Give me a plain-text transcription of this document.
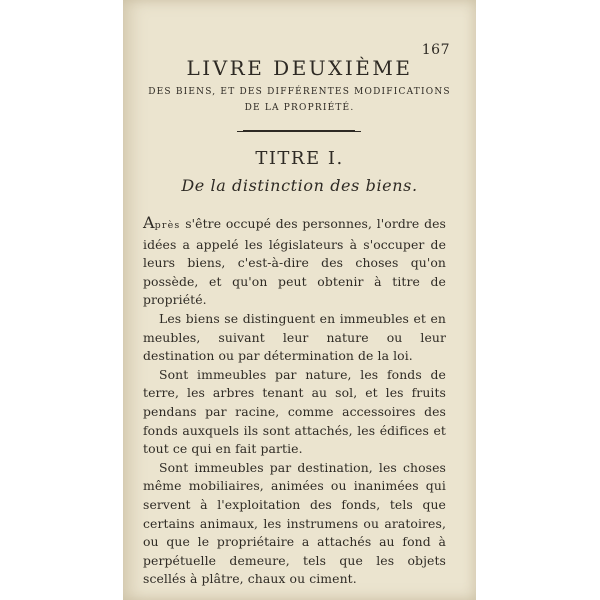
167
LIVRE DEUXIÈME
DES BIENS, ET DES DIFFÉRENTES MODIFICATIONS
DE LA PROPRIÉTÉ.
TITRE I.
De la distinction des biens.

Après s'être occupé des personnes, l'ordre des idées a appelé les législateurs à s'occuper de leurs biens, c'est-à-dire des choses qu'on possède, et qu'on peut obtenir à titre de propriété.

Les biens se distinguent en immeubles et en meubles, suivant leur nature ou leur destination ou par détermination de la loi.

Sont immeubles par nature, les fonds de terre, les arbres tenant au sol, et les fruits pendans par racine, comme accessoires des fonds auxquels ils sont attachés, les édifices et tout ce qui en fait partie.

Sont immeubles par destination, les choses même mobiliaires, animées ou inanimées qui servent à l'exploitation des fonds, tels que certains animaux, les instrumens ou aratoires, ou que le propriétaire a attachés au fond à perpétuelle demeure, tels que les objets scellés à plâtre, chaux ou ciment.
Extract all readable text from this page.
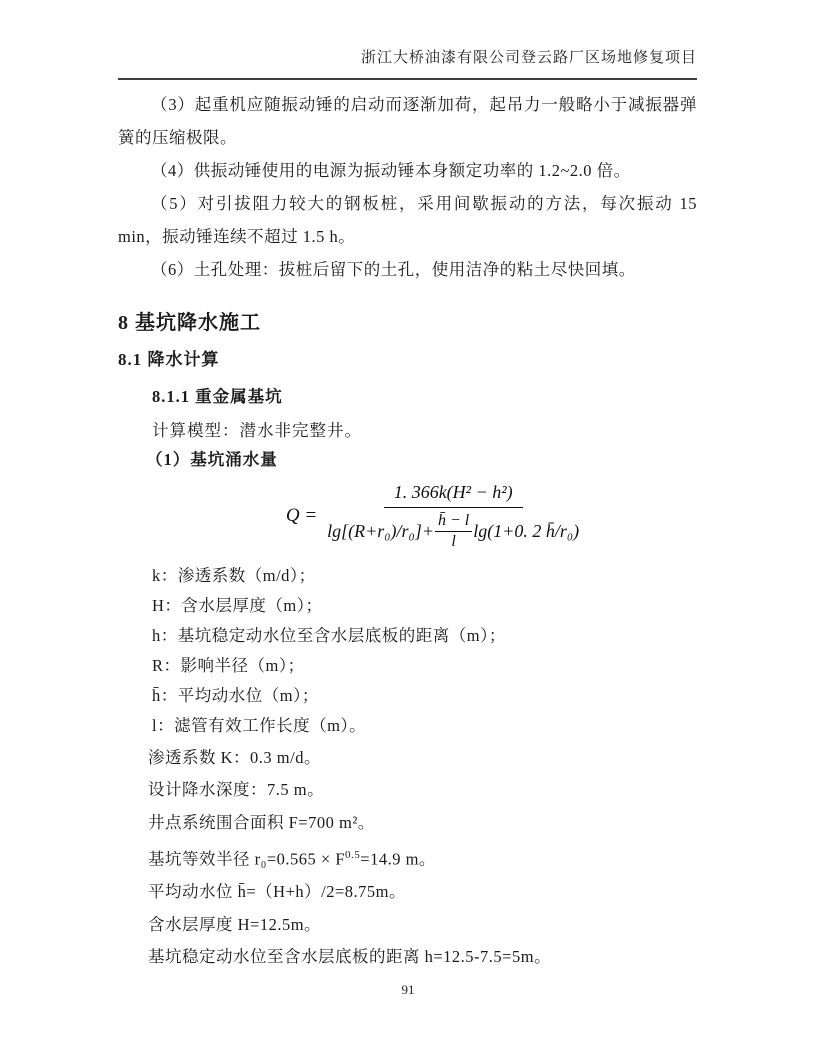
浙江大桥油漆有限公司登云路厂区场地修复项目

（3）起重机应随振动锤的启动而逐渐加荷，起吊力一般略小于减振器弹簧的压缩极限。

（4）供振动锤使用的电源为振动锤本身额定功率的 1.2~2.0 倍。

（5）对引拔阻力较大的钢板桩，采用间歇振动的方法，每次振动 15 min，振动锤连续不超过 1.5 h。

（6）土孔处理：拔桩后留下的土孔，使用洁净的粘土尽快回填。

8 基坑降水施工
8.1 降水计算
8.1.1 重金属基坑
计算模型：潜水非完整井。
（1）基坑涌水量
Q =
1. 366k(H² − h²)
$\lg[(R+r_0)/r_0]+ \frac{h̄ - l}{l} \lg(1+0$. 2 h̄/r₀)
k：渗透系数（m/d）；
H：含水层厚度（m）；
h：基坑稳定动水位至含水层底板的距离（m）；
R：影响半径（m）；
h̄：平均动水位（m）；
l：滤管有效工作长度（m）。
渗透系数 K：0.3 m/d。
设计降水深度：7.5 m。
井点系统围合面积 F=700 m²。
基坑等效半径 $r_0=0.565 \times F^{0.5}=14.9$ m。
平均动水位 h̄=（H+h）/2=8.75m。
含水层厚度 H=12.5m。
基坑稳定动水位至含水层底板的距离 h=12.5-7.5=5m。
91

--------

Exercise aim – Every entry above is to be set down exactly; the pictures are to be left out.

Worked answer –
Give me a plain-text transcription of this document.
167
LIVRE DEUXIÈME
DES BIENS, ET DES DIFFÉRENTES MODIFICATIONS
DE LA PROPRIÉTÉ.
TITRE I.
De la distinction des biens.

Après s'être occupé des personnes, l'ordre des idées a appelé les législateurs à s'occuper de leurs biens, c'est-à-dire des choses qu'on possède, et qu'on peut obtenir à titre de propriété.

Les biens se distinguent en immeubles et en meubles, suivant leur nature ou leur destination ou par détermination de la loi.

Sont immeubles par nature, les fonds de terre, les arbres tenant au sol, et les fruits pendans par racine, comme accessoires des fonds auxquels ils sont attachés, les édifices et tout ce qui en fait partie.

Sont immeubles par destination, les choses même mobiliaires, animées ou inanimées qui servent à l'exploitation des fonds, tels que certains animaux, les instrumens ou aratoires, ou que le propriétaire a attachés au fond à perpétuelle demeure, tels que les objets scellés à plâtre, chaux ou ciment.
Extract all readable text from this page.
浙江大桥油漆有限公司登云路厂区场地修复项目

（3）起重机应随振动锤的启动而逐渐加荷，起吊力一般略小于减振器弹簧的压缩极限。

（4）供振动锤使用的电源为振动锤本身额定功率的 1.2~2.0 倍。

（5）对引拔阻力较大的钢板桩，采用间歇振动的方法，每次振动 15 min，振动锤连续不超过 1.5 h。

（6）土孔处理：拔桩后留下的土孔，使用洁净的粘土尽快回填。

8 基坑降水施工
8.1 降水计算
8.1.1 重金属基坑
计算模型：潜水非完整井。
（1）基坑涌水量
Q =
1. 366k(H² − h²)
$\lg[(R+r_0)/r_0]+ \frac{h̄ - l}{l} \lg(1+0$. 2 h̄/r₀)
k：渗透系数（m/d）；
H：含水层厚度（m）；
h：基坑稳定动水位至含水层底板的距离（m）；
R：影响半径（m）；
h̄：平均动水位（m）；
l：滤管有效工作长度（m）。
渗透系数 K：0.3 m/d。
设计降水深度：7.5 m。
井点系统围合面积 F=700 m²。
基坑等效半径 $r_0=0.565 \times F^{0.5}=14.9$ m。
平均动水位 h̄=（H+h）/2=8.75m。
含水层厚度 H=12.5m。
基坑稳定动水位至含水层底板的距离 h=12.5-7.5=5m。
91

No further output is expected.